» Records from a data collection
※ ※ ※

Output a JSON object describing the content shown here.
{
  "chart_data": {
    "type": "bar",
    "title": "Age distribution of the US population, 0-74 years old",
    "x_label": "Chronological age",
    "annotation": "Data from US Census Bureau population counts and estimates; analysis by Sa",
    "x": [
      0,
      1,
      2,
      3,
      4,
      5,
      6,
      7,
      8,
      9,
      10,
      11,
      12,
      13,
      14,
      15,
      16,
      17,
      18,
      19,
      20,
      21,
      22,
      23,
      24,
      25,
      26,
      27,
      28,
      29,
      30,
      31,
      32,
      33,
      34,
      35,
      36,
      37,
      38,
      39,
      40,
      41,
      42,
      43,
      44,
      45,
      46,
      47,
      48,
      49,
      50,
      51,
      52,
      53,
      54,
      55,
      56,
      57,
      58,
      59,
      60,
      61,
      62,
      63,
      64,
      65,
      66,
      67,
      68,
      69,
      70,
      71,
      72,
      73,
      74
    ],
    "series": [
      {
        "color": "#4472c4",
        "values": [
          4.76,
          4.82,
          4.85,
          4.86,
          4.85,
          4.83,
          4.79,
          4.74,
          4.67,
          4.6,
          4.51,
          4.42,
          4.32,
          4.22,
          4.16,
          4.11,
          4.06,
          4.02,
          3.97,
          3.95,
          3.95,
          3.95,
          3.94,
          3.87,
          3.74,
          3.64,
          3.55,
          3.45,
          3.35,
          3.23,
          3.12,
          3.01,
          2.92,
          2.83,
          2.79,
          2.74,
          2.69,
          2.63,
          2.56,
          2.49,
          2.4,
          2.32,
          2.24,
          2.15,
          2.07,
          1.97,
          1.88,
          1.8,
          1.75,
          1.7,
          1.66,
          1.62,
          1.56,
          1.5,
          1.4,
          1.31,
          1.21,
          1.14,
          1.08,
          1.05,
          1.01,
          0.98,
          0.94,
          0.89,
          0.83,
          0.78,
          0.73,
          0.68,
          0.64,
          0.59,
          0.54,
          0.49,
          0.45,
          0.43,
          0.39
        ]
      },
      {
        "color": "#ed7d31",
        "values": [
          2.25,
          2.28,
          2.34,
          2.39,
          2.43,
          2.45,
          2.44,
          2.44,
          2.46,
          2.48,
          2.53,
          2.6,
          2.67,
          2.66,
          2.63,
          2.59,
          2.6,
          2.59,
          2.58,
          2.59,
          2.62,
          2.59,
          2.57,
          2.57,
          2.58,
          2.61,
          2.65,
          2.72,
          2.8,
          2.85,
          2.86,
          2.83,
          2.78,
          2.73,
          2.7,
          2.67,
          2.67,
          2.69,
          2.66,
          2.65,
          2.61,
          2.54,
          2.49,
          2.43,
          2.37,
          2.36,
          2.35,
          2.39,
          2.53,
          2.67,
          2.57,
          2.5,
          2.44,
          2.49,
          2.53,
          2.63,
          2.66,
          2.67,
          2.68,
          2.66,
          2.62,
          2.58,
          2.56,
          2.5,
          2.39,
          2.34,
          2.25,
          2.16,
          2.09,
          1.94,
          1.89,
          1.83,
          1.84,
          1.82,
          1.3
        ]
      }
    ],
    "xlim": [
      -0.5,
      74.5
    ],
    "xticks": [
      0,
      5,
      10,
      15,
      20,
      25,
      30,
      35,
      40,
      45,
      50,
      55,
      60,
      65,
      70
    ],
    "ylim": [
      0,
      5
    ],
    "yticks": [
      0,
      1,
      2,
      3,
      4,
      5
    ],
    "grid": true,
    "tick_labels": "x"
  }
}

※ ※ ※

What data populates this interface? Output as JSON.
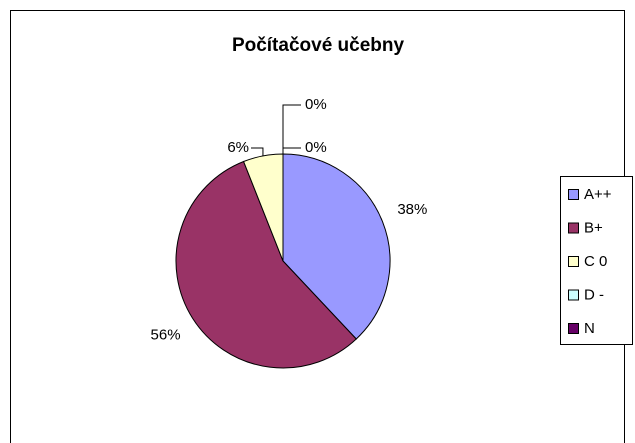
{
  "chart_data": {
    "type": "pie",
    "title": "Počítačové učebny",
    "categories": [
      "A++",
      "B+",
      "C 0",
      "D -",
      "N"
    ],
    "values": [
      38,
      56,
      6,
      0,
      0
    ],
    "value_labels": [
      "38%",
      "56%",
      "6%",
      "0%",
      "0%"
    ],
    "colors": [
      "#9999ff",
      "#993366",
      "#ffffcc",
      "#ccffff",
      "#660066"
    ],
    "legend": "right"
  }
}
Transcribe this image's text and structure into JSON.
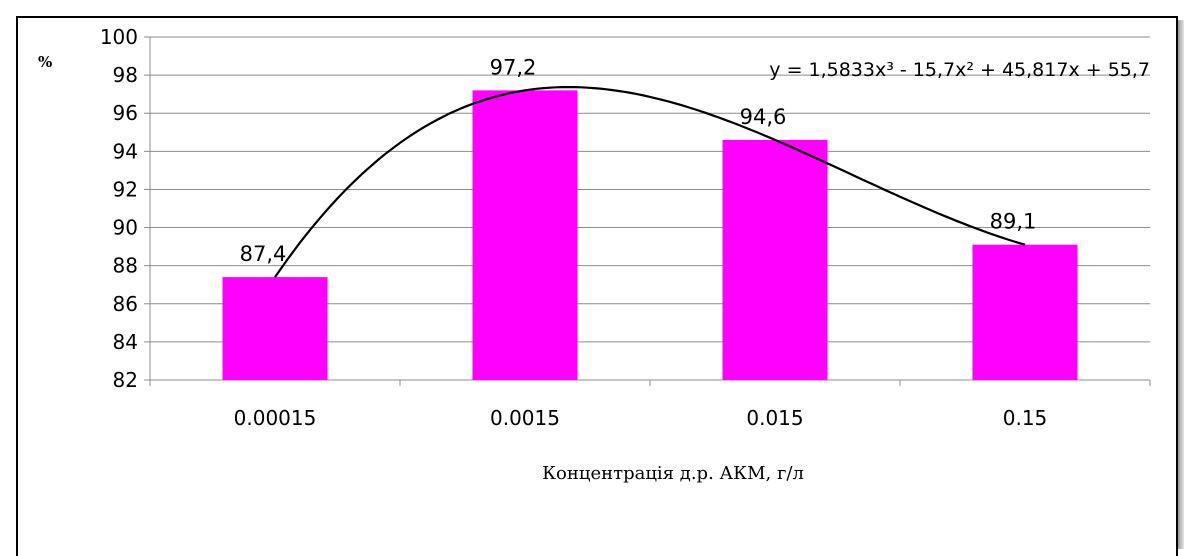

※ ※ ※

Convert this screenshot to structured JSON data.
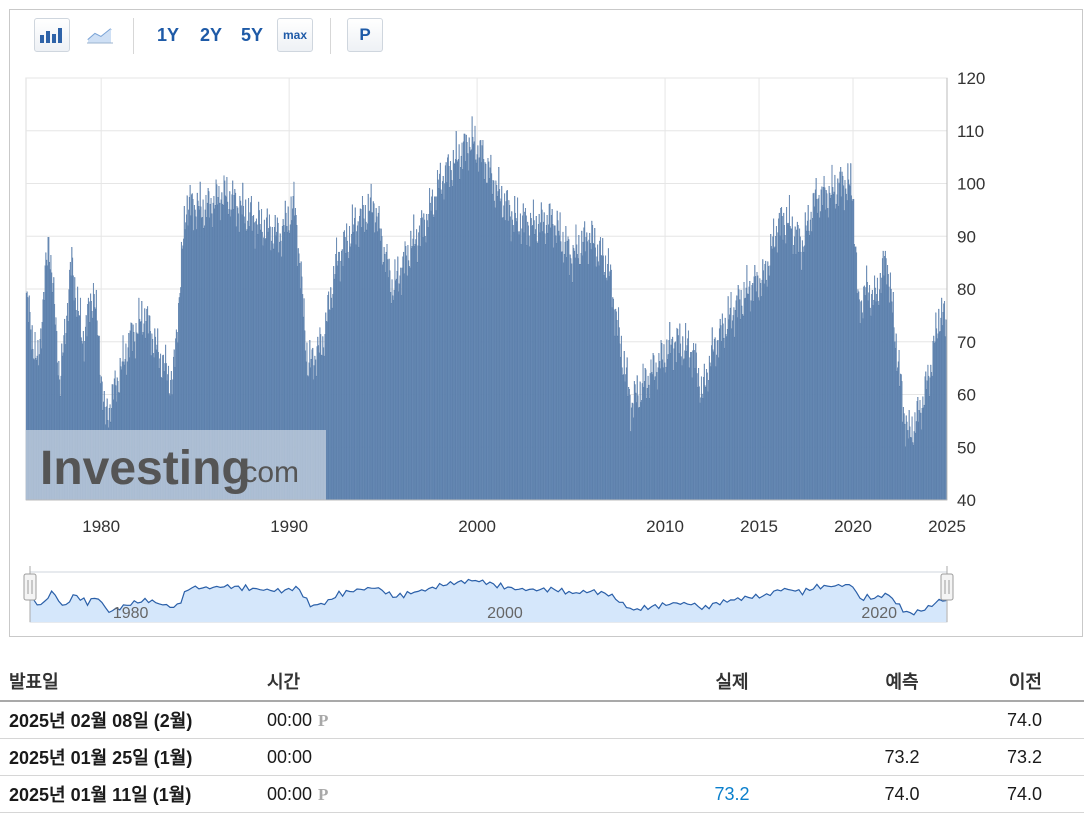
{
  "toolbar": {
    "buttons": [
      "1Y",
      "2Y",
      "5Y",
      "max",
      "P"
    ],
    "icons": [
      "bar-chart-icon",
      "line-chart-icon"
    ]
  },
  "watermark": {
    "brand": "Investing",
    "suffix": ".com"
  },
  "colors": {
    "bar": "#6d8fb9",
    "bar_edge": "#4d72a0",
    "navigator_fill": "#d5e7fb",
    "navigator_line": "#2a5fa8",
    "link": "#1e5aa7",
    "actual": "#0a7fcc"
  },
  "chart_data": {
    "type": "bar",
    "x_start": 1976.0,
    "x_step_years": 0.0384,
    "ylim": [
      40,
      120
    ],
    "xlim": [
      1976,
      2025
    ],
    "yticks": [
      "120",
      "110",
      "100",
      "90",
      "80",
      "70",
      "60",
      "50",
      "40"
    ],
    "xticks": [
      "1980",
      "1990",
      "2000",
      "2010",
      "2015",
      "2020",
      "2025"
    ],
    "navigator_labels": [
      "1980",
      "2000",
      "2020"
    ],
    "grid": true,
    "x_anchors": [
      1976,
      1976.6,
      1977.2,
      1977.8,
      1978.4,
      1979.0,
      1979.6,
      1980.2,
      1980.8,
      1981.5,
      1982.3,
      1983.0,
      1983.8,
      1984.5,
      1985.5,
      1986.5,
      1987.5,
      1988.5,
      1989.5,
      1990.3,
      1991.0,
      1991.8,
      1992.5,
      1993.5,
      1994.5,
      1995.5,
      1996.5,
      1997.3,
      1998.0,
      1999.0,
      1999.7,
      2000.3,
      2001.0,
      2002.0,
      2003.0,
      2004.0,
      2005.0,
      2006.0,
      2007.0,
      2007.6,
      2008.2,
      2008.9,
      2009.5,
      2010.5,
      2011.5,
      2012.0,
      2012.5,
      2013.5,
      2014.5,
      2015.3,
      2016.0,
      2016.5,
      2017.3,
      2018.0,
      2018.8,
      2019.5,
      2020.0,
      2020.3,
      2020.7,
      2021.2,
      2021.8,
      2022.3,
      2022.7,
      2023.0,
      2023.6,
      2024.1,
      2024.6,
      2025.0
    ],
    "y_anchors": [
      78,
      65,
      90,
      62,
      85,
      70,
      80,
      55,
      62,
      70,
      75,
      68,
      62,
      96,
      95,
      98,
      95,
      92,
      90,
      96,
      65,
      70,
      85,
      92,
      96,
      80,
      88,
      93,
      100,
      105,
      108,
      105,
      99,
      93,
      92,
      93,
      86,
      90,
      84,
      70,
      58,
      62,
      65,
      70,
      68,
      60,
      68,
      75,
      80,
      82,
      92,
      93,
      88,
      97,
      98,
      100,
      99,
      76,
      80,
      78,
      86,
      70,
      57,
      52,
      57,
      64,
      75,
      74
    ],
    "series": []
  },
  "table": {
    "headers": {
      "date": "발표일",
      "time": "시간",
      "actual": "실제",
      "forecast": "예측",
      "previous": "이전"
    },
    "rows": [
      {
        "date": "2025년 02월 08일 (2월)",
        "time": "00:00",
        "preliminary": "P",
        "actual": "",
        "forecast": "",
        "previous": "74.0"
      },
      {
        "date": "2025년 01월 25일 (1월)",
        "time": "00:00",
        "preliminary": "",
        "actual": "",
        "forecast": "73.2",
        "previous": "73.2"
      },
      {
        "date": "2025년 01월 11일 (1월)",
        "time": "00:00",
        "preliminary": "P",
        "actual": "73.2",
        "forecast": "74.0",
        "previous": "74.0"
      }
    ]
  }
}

※ ※ ※

» Set exercise
Extract exactly, and only, the lines from the one with "What data populates" to the one with "Transcribe this image's", both ends counted. Leave the images behind.

» Complete output
What data populates this interface? Output as JSON.
{
  "chart_data": {
    "type": "pie",
    "title": "Počítačové učebny",
    "categories": [
      "A++",
      "B+",
      "C 0",
      "D -",
      "N"
    ],
    "values": [
      38,
      56,
      6,
      0,
      0
    ],
    "value_labels": [
      "38%",
      "56%",
      "6%",
      "0%",
      "0%"
    ],
    "colors": [
      "#9999ff",
      "#993366",
      "#ffffcc",
      "#ccffff",
      "#660066"
    ],
    "legend": "right"
  }
}
Transcribe this image's text and structure into JSON.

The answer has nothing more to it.